──────── INFORMATION SUPPLIED ────────
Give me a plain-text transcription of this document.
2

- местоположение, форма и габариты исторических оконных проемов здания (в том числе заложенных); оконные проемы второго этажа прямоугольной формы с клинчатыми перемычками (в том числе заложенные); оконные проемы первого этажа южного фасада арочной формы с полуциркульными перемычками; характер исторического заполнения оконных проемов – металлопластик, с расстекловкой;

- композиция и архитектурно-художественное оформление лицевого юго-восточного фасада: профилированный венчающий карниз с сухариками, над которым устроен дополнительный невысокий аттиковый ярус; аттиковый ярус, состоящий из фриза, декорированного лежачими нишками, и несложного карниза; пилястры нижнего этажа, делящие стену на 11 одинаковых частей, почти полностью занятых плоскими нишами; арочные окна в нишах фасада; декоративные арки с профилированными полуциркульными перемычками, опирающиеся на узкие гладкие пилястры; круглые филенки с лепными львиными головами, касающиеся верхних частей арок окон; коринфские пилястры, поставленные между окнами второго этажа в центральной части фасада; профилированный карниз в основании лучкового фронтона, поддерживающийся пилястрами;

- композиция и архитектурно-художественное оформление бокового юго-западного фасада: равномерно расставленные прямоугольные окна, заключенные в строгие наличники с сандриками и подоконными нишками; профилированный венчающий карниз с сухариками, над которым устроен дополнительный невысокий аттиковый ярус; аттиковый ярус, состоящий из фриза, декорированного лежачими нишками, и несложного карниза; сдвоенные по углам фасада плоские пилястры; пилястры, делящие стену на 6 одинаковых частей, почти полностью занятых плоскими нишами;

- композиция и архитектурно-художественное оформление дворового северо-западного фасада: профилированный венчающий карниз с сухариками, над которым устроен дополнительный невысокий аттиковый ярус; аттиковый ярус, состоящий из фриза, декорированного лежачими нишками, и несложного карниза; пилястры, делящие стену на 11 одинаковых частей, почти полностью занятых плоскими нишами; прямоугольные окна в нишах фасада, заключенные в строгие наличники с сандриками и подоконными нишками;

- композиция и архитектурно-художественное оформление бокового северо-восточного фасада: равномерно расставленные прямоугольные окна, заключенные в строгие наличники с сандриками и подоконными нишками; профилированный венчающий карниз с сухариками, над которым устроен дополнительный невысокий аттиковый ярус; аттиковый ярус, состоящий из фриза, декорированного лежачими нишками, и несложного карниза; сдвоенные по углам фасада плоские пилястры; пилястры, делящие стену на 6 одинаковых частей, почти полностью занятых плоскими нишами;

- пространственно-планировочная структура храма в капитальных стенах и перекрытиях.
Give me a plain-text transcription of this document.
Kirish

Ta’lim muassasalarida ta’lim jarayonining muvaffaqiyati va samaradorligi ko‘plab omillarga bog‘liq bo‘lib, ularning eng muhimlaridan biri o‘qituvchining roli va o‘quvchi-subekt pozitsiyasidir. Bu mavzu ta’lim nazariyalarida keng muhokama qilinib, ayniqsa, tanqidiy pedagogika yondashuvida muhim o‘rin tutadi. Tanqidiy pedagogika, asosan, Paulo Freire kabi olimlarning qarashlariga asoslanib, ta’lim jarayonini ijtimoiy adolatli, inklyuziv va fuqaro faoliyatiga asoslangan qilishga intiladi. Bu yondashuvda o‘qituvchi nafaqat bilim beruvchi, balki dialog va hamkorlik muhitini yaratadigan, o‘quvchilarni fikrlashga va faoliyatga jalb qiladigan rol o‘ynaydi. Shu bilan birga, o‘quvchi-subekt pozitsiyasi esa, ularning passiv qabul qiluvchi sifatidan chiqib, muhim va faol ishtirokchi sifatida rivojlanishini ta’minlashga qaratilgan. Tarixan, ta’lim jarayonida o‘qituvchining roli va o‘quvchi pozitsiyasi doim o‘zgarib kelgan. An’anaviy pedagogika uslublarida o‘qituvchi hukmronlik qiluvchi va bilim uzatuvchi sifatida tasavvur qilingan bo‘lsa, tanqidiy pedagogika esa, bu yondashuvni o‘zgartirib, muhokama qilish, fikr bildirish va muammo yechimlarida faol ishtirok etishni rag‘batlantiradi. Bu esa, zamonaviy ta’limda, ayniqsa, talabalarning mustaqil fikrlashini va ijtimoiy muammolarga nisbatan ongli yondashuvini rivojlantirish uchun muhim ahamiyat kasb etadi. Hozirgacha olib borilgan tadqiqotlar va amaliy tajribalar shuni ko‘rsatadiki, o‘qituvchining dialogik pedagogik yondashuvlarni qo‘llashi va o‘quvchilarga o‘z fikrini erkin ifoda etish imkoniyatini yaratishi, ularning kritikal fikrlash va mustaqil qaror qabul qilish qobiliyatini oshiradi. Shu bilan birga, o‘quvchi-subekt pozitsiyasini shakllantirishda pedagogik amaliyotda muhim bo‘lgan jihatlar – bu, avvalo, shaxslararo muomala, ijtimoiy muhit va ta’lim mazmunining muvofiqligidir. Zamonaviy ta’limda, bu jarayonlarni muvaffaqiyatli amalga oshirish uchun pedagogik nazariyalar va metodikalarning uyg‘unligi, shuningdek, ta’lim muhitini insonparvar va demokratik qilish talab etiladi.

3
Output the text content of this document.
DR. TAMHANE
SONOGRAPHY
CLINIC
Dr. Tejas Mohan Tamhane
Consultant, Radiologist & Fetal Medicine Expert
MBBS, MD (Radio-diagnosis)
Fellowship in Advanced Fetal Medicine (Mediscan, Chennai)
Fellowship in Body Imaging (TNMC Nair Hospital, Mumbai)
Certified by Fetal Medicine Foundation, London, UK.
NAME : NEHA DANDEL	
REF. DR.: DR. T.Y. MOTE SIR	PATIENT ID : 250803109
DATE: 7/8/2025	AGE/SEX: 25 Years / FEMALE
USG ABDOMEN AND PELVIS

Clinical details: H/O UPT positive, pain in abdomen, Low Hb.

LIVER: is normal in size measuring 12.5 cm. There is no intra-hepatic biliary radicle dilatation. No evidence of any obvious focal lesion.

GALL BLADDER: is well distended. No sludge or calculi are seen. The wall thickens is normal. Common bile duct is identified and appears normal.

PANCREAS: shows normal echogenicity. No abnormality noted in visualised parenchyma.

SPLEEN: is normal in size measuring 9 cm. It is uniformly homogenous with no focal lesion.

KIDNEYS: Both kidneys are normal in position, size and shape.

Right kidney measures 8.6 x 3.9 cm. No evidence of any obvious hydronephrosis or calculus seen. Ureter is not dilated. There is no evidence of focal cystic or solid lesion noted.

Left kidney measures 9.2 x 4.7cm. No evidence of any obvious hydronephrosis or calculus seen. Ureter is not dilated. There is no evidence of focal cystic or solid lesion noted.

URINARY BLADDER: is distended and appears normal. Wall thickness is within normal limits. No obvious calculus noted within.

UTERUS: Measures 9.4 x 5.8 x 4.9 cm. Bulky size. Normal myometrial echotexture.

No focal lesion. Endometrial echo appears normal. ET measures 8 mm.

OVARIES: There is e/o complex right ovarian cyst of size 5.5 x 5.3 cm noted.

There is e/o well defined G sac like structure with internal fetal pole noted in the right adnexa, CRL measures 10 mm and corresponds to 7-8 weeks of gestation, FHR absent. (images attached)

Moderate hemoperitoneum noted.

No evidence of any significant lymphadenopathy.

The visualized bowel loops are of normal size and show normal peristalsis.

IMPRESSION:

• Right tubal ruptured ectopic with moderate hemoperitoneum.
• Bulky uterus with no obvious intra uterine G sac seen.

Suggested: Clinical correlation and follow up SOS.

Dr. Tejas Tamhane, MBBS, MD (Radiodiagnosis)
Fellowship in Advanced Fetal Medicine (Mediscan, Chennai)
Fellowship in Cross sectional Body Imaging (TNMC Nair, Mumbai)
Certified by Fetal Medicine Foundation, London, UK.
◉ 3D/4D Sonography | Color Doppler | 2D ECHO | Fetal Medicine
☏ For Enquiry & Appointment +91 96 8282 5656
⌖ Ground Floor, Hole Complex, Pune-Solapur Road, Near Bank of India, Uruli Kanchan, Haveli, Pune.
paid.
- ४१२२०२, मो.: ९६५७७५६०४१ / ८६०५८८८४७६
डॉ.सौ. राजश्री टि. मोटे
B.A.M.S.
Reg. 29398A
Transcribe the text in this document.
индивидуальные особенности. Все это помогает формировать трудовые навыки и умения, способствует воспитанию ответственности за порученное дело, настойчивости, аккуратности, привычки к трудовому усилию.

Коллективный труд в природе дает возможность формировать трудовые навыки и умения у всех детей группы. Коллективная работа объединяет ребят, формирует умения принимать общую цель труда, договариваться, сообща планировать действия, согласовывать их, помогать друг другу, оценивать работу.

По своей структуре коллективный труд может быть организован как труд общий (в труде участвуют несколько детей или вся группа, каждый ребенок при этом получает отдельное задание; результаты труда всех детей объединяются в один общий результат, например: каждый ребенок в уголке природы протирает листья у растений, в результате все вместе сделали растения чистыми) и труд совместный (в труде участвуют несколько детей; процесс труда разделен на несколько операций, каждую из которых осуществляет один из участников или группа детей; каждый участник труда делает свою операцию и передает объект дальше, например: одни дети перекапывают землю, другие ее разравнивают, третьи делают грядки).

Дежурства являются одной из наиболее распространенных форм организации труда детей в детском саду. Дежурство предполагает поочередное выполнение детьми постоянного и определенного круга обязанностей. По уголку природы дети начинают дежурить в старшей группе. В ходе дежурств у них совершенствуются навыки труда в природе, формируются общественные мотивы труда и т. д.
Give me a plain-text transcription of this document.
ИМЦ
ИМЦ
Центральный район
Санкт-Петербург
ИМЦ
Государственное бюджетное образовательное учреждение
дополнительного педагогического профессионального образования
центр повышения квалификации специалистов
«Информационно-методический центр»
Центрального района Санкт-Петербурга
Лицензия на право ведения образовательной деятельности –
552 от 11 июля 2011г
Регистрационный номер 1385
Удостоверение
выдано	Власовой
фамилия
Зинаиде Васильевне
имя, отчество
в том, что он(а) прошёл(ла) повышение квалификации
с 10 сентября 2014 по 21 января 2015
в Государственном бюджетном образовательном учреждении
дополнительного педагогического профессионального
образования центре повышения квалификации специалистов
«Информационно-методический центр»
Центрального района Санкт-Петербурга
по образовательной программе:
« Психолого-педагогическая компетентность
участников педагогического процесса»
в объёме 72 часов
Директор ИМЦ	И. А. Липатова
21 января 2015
────────
DO THIS: Using the listing above, show every line that includes the string "dilated".

EXERCISE ANSWER:
Right kidney measures 8.6 x 3.9 cm. No evidence of any obvious hydronephrosis or calculus seen. Ureter is not dilated. There is no evidence of focal cystic or solid lesion noted.
Left kidney measures 9.2 x 4.7cm. No evidence of any obvious hydronephrosis or calculus seen. Ureter is not dilated. There is no evidence of focal cystic or solid lesion noted.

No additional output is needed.